## WHAT YOU HAVE TO DO
Which lines hold the word "HDRS"? Copy each of them.

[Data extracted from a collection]
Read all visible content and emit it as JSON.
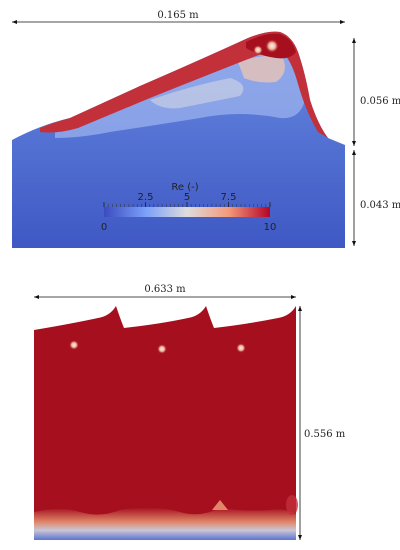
{
  "top_panel": {
    "width_label": "0.165 m",
    "upper_height_label": "0.056 m",
    "lower_height_label": "0.043 m"
  },
  "colorbar": {
    "title": "Re (-)",
    "min": 0,
    "max": 10,
    "ticks": [
      0,
      2.5,
      5,
      7.5,
      10
    ],
    "tick_labels": [
      "0",
      "2.5",
      "5",
      "7.5",
      "10"
    ],
    "low_color": "#3b4cc0",
    "mid_color": "#dddddd",
    "high_color": "#b40426"
  },
  "bottom_panel": {
    "width_label": "0.633 m",
    "height_label": "0.556 m",
    "fill_color": "#a50f1e"
  }
}
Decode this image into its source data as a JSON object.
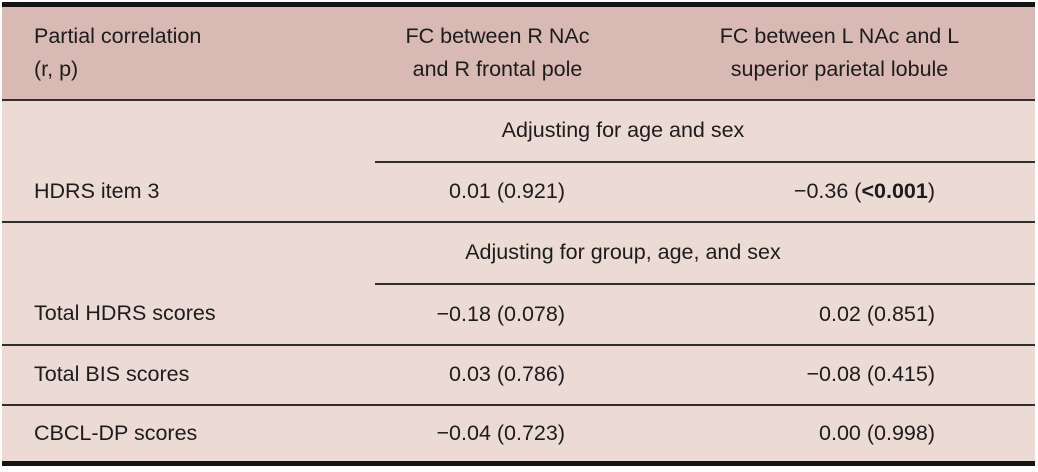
{
  "table": {
    "header": {
      "col1_line1": "Partial correlation",
      "col1_line2": "(r, p)",
      "col2_line1": "FC between R NAc",
      "col2_line2": "and R frontal pole",
      "col3_line1": "FC between L NAc and L",
      "col3_line2": "superior parietal lobule"
    },
    "sections": [
      {
        "subheader": "Adjusting for age and sex",
        "rows": [
          {
            "label": "HDRS item 3",
            "col2": "0.01 (0.921)",
            "col3_prefix": "−0.36 (",
            "col3_bold": "<0.001",
            "col3_suffix": ")"
          }
        ]
      },
      {
        "subheader": "Adjusting for group, age, and sex",
        "rows": [
          {
            "label": "Total HDRS scores",
            "col2": "−0.18 (0.078)",
            "col3": "0.02 (0.851)"
          },
          {
            "label": "Total BIS scores",
            "col2": "0.03 (0.786)",
            "col3": "−0.08 (0.415)"
          },
          {
            "label": "CBCL-DP scores",
            "col2": "−0.04 (0.723)",
            "col3": "0.00 (0.998)"
          }
        ]
      }
    ],
    "colors": {
      "header_bg": "#d8b9b4",
      "body_bg": "#ecdad5",
      "rule": "#2f2f2f",
      "outer_border": "#141414",
      "text": "#1c1c1c"
    }
  }
}
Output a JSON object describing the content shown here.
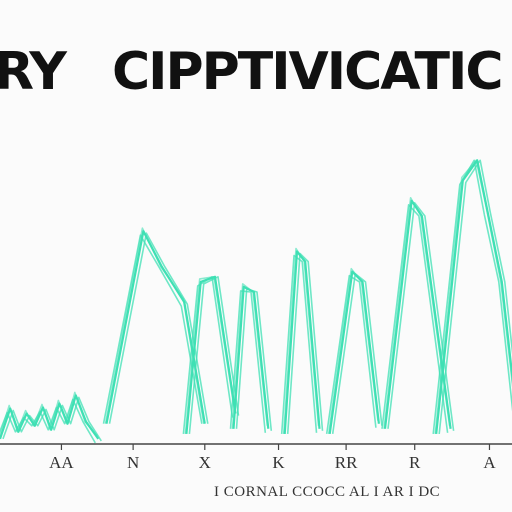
{
  "chart_data": {
    "type": "line",
    "title_left": "RY",
    "title_right": "CIPPTIVICATIC",
    "colors": {
      "line": "#3fe0b4",
      "axis": "#444444",
      "text": "#222222"
    },
    "grid": false,
    "legend": "none",
    "xlim": [
      0,
      500
    ],
    "ylim": [
      0,
      300
    ],
    "tick_labels": [
      "AA",
      "N",
      "X",
      "K",
      "RR",
      "R",
      "A"
    ],
    "tick_positions": [
      60,
      130,
      200,
      272,
      338,
      405,
      478
    ],
    "series_values": [
      [
        5,
        35,
        12,
        30,
        18,
        36,
        14,
        40,
        20,
        48,
        22,
        5
      ],
      [
        20,
        210,
        175,
        140,
        20
      ],
      [
        10,
        160,
        165,
        30
      ],
      [
        15,
        155,
        150,
        15
      ],
      [
        10,
        190,
        180,
        15
      ],
      [
        10,
        170,
        160,
        20
      ],
      [
        15,
        240,
        225,
        15
      ],
      [
        10,
        260,
        280,
        230,
        160,
        15
      ]
    ],
    "series_x": [
      [
        0,
        10,
        18,
        26,
        34,
        42,
        50,
        58,
        66,
        74,
        84,
        96
      ],
      [
        104,
        140,
        158,
        180,
        200
      ],
      [
        182,
        196,
        210,
        230
      ],
      [
        228,
        238,
        248,
        262
      ],
      [
        278,
        290,
        298,
        312
      ],
      [
        322,
        344,
        354,
        370
      ],
      [
        376,
        402,
        412,
        440
      ],
      [
        426,
        452,
        466,
        476,
        490,
        506
      ]
    ],
    "footer": "I CORNAL  CCOCC  AL  I  AR  I DC"
  }
}
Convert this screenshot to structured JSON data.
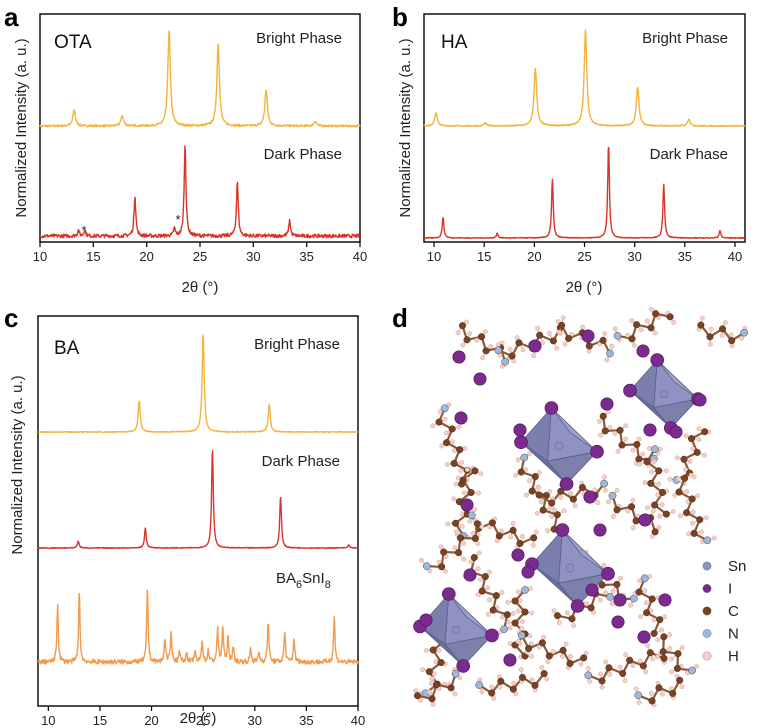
{
  "panels": {
    "a": {
      "letter": "a",
      "sample": "OTA",
      "ylabel": "Normalized Intensity (a. u.)",
      "xlabel": "2θ (°)",
      "top_label": "Bright Phase",
      "mid_label": "Dark Phase",
      "marker": "*"
    },
    "b": {
      "letter": "b",
      "sample": "HA",
      "ylabel": "Normalized Intensity (a. u.)",
      "xlabel": "2θ (°)",
      "top_label": "Bright Phase",
      "mid_label": "Dark Phase"
    },
    "c": {
      "letter": "c",
      "sample": "BA",
      "ylabel": "Normalized Intensity (a. u.)",
      "xlabel": "2θ (°)",
      "top_label": "Bright Phase",
      "mid_label": "Dark Phase",
      "bottom_label_main": "BA",
      "bottom_label_sub1": "6",
      "bottom_label_mid": "SnI",
      "bottom_label_sub2": "8"
    },
    "d": {
      "letter": "d"
    }
  },
  "legend": {
    "items": [
      {
        "label": "Sn",
        "color": "#8b91c4"
      },
      {
        "label": "I",
        "color": "#7b2a8e"
      },
      {
        "label": "C",
        "color": "#7a4222"
      },
      {
        "label": "N",
        "color": "#9cb8dc"
      },
      {
        "label": "H",
        "color": "#f2cfc7"
      }
    ]
  },
  "chart_data": [
    {
      "type": "line",
      "panel": "a",
      "xlabel": "2θ (°)",
      "ylabel": "Normalized Intensity (a. u.)",
      "xlim": [
        10,
        40
      ],
      "xticks": [
        10,
        15,
        20,
        25,
        30,
        35,
        40
      ],
      "series": [
        {
          "name": "Bright Phase",
          "color": "#f2b43c",
          "peaks": [
            [
              13.2,
              0.17
            ],
            [
              17.7,
              0.11
            ],
            [
              22.1,
              1.0
            ],
            [
              26.7,
              0.86
            ],
            [
              31.2,
              0.38
            ],
            [
              35.8,
              0.05
            ]
          ]
        },
        {
          "name": "Dark Phase",
          "color": "#d8352a",
          "peaks": [
            [
              13.6,
              0.06
            ],
            [
              14.2,
              0.07
            ],
            [
              18.9,
              0.44
            ],
            [
              22.6,
              0.08
            ],
            [
              23.6,
              1.0
            ],
            [
              28.5,
              0.6
            ],
            [
              33.4,
              0.17
            ]
          ]
        }
      ],
      "annotations": [
        {
          "text": "*",
          "x": 13.6
        },
        {
          "text": "*",
          "x": 22.6
        }
      ]
    },
    {
      "type": "line",
      "panel": "b",
      "xlabel": "2θ (°)",
      "ylabel": "Normalized Intensity (a. u.)",
      "xlim": [
        9,
        41
      ],
      "xticks": [
        10,
        15,
        20,
        25,
        30,
        35,
        40
      ],
      "series": [
        {
          "name": "Bright Phase",
          "color": "#f2b43c",
          "peaks": [
            [
              10.2,
              0.14
            ],
            [
              15.1,
              0.03
            ],
            [
              20.1,
              0.6
            ],
            [
              25.1,
              1.0
            ],
            [
              30.3,
              0.4
            ],
            [
              35.4,
              0.07
            ]
          ]
        },
        {
          "name": "Dark Phase",
          "color": "#d8352a",
          "peaks": [
            [
              10.9,
              0.22
            ],
            [
              16.3,
              0.05
            ],
            [
              21.8,
              0.62
            ],
            [
              27.4,
              1.0
            ],
            [
              32.9,
              0.57
            ],
            [
              38.5,
              0.08
            ]
          ]
        }
      ]
    },
    {
      "type": "line",
      "panel": "c",
      "xlabel": "2θ (°)",
      "ylabel": "Normalized Intensity (a. u.)",
      "xlim": [
        9,
        40
      ],
      "xticks": [
        10,
        15,
        20,
        25,
        30,
        35,
        40
      ],
      "series": [
        {
          "name": "Bright Phase",
          "color": "#f2b43c",
          "peaks": [
            [
              18.8,
              0.32
            ],
            [
              25.0,
              1.0
            ],
            [
              31.4,
              0.28
            ]
          ]
        },
        {
          "name": "Dark Phase",
          "color": "#d8352a",
          "peaks": [
            [
              12.9,
              0.07
            ],
            [
              19.4,
              0.2
            ],
            [
              25.9,
              1.0
            ],
            [
              32.5,
              0.52
            ],
            [
              39.1,
              0.03
            ]
          ]
        },
        {
          "name": "BA6SnI8",
          "color": "#f49a4c",
          "peaks": [
            [
              10.9,
              0.57
            ],
            [
              13.0,
              0.69
            ],
            [
              19.6,
              0.74
            ],
            [
              21.3,
              0.24
            ],
            [
              21.9,
              0.3
            ],
            [
              22.7,
              0.12
            ],
            [
              23.4,
              0.1
            ],
            [
              24.2,
              0.1
            ],
            [
              24.9,
              0.22
            ],
            [
              25.5,
              0.12
            ],
            [
              26.4,
              0.33
            ],
            [
              26.9,
              0.35
            ],
            [
              27.4,
              0.24
            ],
            [
              27.9,
              0.16
            ],
            [
              29.6,
              0.14
            ],
            [
              30.4,
              0.1
            ],
            [
              31.3,
              0.41
            ],
            [
              32.9,
              0.3
            ],
            [
              33.8,
              0.24
            ],
            [
              37.7,
              0.46
            ]
          ]
        }
      ]
    }
  ]
}
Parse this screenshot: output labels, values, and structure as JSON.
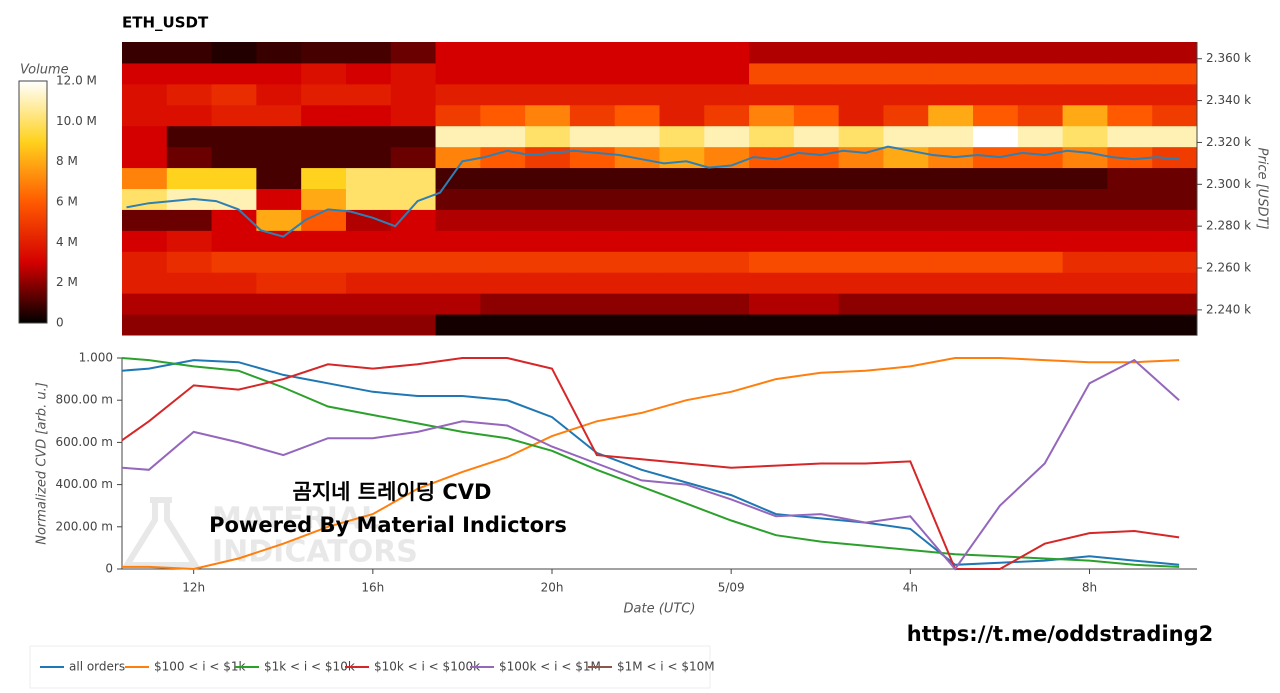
{
  "chart_data": [
    {
      "type": "heatmap",
      "title": "ETH_USDT",
      "y_label": "Price [USDT]",
      "colorbar_title": "Volume",
      "colorscale": [
        "#000000",
        "#d40000",
        "#ff5a00",
        "#ffd21e",
        "#ffffff"
      ],
      "clim": [
        0,
        12
      ],
      "cticks": [
        {
          "value": 0,
          "label": "0"
        },
        {
          "value": 2,
          "label": "2 M"
        },
        {
          "value": 4,
          "label": "4 M"
        },
        {
          "value": 6,
          "label": "6 M"
        },
        {
          "value": 8,
          "label": "8 M"
        },
        {
          "value": 10,
          "label": "10.0 M"
        },
        {
          "value": 12,
          "label": "12.0 M"
        }
      ],
      "xlim": [
        10.4,
        34.4
      ],
      "ylim": [
        2228,
        2368
      ],
      "yticks": [
        {
          "value": 2240,
          "label": "2.240 k"
        },
        {
          "value": 2260,
          "label": "2.260 k"
        },
        {
          "value": 2280,
          "label": "2.280 k"
        },
        {
          "value": 2300,
          "label": "2.300 k"
        },
        {
          "value": 2320,
          "label": "2.320 k"
        },
        {
          "value": 2340,
          "label": "2.340 k"
        },
        {
          "value": 2360,
          "label": "2.360 k"
        }
      ],
      "xbins": [
        10.4,
        11.4,
        12.4,
        13.4,
        14.4,
        15.4,
        16.4,
        17.4,
        18.4,
        19.4,
        20.4,
        21.4,
        22.4,
        23.4,
        24.4,
        25.4,
        26.4,
        27.4,
        28.4,
        29.4,
        30.4,
        31.4,
        32.4,
        33.4,
        34.4
      ],
      "ybins": [
        2228,
        2238,
        2248,
        2258,
        2268,
        2278,
        2288,
        2298,
        2308,
        2318,
        2328,
        2338,
        2348,
        2358,
        2368
      ],
      "z": [
        [
          2,
          2,
          2,
          2,
          2,
          2,
          2,
          0.3,
          0.3,
          0.3,
          0.3,
          0.3,
          0.3,
          0.3,
          0.3,
          0.3,
          0.3,
          0.3,
          0.3,
          0.3,
          0.3,
          0.3,
          0.3,
          0.3
        ],
        [
          2.5,
          2.5,
          2.5,
          2.5,
          2.5,
          2.5,
          2.5,
          2.5,
          2,
          2,
          2,
          2,
          2,
          2,
          2.5,
          2.5,
          2,
          2,
          2,
          2,
          2,
          2,
          2,
          2
        ],
        [
          4,
          4,
          4,
          4.5,
          4.5,
          4,
          4,
          4,
          4,
          4,
          4,
          4,
          4,
          4,
          4,
          4,
          4,
          4,
          4,
          4,
          4,
          4,
          4,
          4
        ],
        [
          4,
          4.5,
          5,
          5,
          5,
          5,
          5,
          5,
          5,
          5,
          5,
          5,
          5,
          5,
          5.5,
          5.5,
          5.5,
          5.5,
          5.5,
          5.5,
          5.5,
          4.5,
          4.5,
          4.5
        ],
        [
          3,
          3.5,
          3,
          3,
          3,
          3,
          3,
          3,
          3,
          3,
          3,
          3,
          3,
          3,
          3,
          3,
          3,
          3,
          3,
          3,
          3,
          3,
          3,
          3
        ],
        [
          1.5,
          1.5,
          3,
          8,
          6,
          2.5,
          3,
          2.5,
          2.5,
          2.5,
          2.5,
          2.5,
          2.5,
          2.5,
          2.5,
          2.5,
          2.5,
          2.5,
          2.5,
          2.5,
          2.5,
          2.5,
          2.5,
          2.5
        ],
        [
          10,
          11,
          11,
          3,
          8,
          10,
          10,
          1.5,
          1.5,
          1.5,
          1.5,
          1.5,
          1.5,
          1.5,
          1.5,
          1.5,
          1.5,
          1.5,
          1.5,
          1.5,
          1.5,
          1.5,
          1.5,
          1.5
        ],
        [
          7,
          9,
          9,
          1,
          9,
          10,
          10,
          1,
          1,
          1,
          1,
          1,
          1,
          1,
          1,
          1,
          1,
          1,
          1,
          1,
          1,
          1,
          1.5,
          1.5
        ],
        [
          3,
          1.5,
          1,
          1,
          1,
          1,
          1.5,
          7,
          6,
          5,
          6,
          7,
          8,
          7,
          6,
          6,
          7,
          8,
          7,
          6,
          6,
          7,
          6,
          5
        ],
        [
          3,
          1,
          1,
          1,
          1,
          1,
          1,
          11,
          11,
          10,
          11,
          11,
          10,
          11,
          10,
          11,
          10,
          11,
          11,
          12,
          11,
          10,
          11,
          11
        ],
        [
          3.5,
          3.5,
          4,
          4,
          3,
          3,
          3.5,
          5,
          6,
          7,
          5,
          6,
          4,
          5,
          7,
          6,
          4,
          5,
          8,
          6,
          5,
          8,
          6,
          5
        ],
        [
          3.5,
          4,
          4.5,
          3.5,
          4,
          4,
          3.5,
          4,
          4,
          4,
          4,
          4,
          4,
          4,
          4,
          4,
          4,
          4,
          4,
          4,
          4,
          4,
          4,
          4
        ],
        [
          3,
          3,
          3,
          3,
          3.5,
          3,
          3.5,
          3,
          3,
          3,
          3,
          3,
          3,
          3,
          5.5,
          5.5,
          5.5,
          5.5,
          5.5,
          5.5,
          5.5,
          5.5,
          5.5,
          5.5
        ],
        [
          0.8,
          0.8,
          0.5,
          0.8,
          1,
          1,
          1.5,
          3,
          3,
          3,
          3,
          3,
          3,
          3,
          2.5,
          2.5,
          2.5,
          2.5,
          2.5,
          2.5,
          2.5,
          2.5,
          2.5,
          2.5
        ]
      ],
      "price": {
        "color": "#2f7fb5",
        "x": [
          10.5,
          11,
          11.5,
          12,
          12.5,
          13,
          13.5,
          14,
          14.5,
          15,
          15.5,
          16,
          16.5,
          17,
          17.5,
          18,
          18.5,
          19,
          19.5,
          20,
          20.5,
          21,
          21.5,
          22,
          22.5,
          23,
          23.5,
          24,
          24.5,
          25,
          25.5,
          26,
          26.5,
          27,
          27.5,
          28,
          28.5,
          29,
          29.5,
          30,
          30.5,
          31,
          31.5,
          32,
          32.5,
          33,
          33.5,
          34
        ],
        "values": [
          2289,
          2291,
          2292,
          2293,
          2292,
          2288,
          2278,
          2275,
          2283,
          2288,
          2287,
          2284,
          2280,
          2292,
          2296,
          2311,
          2313,
          2316,
          2314,
          2315,
          2316,
          2315,
          2314,
          2312,
          2310,
          2311,
          2308,
          2309,
          2313,
          2312,
          2315,
          2314,
          2316,
          2315,
          2318,
          2316,
          2314,
          2313,
          2314,
          2313,
          2315,
          2314,
          2316,
          2315,
          2313,
          2312,
          2313,
          2312
        ]
      }
    },
    {
      "type": "line",
      "y_label": "Normalized CVD [arb. u.]",
      "x_label": "Date (UTC)",
      "annotations": [
        "곰지네 트레이딩 CVD",
        "Powered By Material Indictors",
        "https://t.me/oddstrading2"
      ],
      "watermark": [
        "MATERIAL",
        "INDICATORS"
      ],
      "xlim": [
        10.4,
        34.4
      ],
      "ylim": [
        0,
        1
      ],
      "xticks": [
        {
          "value": 12,
          "label": "12h"
        },
        {
          "value": 16,
          "label": "16h"
        },
        {
          "value": 20,
          "label": "20h"
        },
        {
          "value": 24,
          "label": "5/09"
        },
        {
          "value": 28,
          "label": "4h"
        },
        {
          "value": 32,
          "label": "8h"
        }
      ],
      "yticks": [
        0,
        {
          "value": 0.2,
          "label": "200.00 m"
        },
        {
          "value": 0.4,
          "label": "400.00 m"
        },
        {
          "value": 0.6,
          "label": "600.00 m"
        },
        {
          "value": 0.8,
          "label": "800.00 m"
        },
        {
          "value": 1,
          "label": "1.000"
        }
      ],
      "x": [
        10.4,
        11,
        12,
        13,
        14,
        15,
        16,
        17,
        18,
        19,
        20,
        21,
        22,
        23,
        24,
        25,
        26,
        27,
        28,
        29,
        30,
        31,
        32,
        33,
        34
      ],
      "series": [
        {
          "name": "all orders",
          "color": "#1f77b4",
          "values": [
            0.94,
            0.95,
            0.99,
            0.98,
            0.92,
            0.88,
            0.84,
            0.82,
            0.82,
            0.8,
            0.72,
            0.55,
            0.47,
            0.41,
            0.35,
            0.26,
            0.24,
            0.22,
            0.19,
            0.02,
            0.03,
            0.04,
            0.06,
            0.04,
            0.02
          ]
        },
        {
          "name": "$100 < i < $1k",
          "color": "#ff7f0e",
          "values": [
            0.01,
            0.01,
            0,
            0.05,
            0.12,
            0.2,
            0.26,
            0.38,
            0.46,
            0.53,
            0.63,
            0.7,
            0.74,
            0.8,
            0.84,
            0.9,
            0.93,
            0.94,
            0.96,
            1,
            1,
            0.99,
            0.98,
            0.98,
            0.99
          ]
        },
        {
          "name": "$1k < i < $10k",
          "color": "#2ca02c",
          "values": [
            1,
            0.99,
            0.96,
            0.94,
            0.86,
            0.77,
            0.73,
            0.69,
            0.65,
            0.62,
            0.56,
            0.47,
            0.39,
            0.31,
            0.23,
            0.16,
            0.13,
            0.11,
            0.09,
            0.07,
            0.06,
            0.05,
            0.04,
            0.02,
            0.01
          ]
        },
        {
          "name": "$10k < i < $100k",
          "color": "#d62728",
          "values": [
            0.61,
            0.7,
            0.87,
            0.85,
            0.9,
            0.97,
            0.95,
            0.97,
            1,
            1,
            0.95,
            0.54,
            0.52,
            0.5,
            0.48,
            0.49,
            0.5,
            0.5,
            0.51,
            0,
            0,
            0.12,
            0.17,
            0.18,
            0.15
          ]
        },
        {
          "name": "$100k < i < $1M",
          "color": "#9467bd",
          "values": [
            0.48,
            0.47,
            0.65,
            0.6,
            0.54,
            0.62,
            0.62,
            0.65,
            0.7,
            0.68,
            0.58,
            0.5,
            0.42,
            0.4,
            0.33,
            0.25,
            0.26,
            0.22,
            0.25,
            0,
            0.3,
            0.5,
            0.88,
            0.99,
            0.8
          ]
        },
        {
          "name": "$1M < i < $10M",
          "color": "#8c564b",
          "values": [
            null,
            null,
            null,
            null,
            null,
            null,
            null,
            null,
            null,
            null,
            null,
            null,
            null,
            null,
            null,
            null,
            null,
            null,
            null,
            null,
            null,
            null,
            null,
            null,
            null
          ]
        }
      ]
    }
  ]
}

## OUTPUT OF THE EXERCISE
            "label": "HDRS item 3",
            "label": "Total HDRS scores",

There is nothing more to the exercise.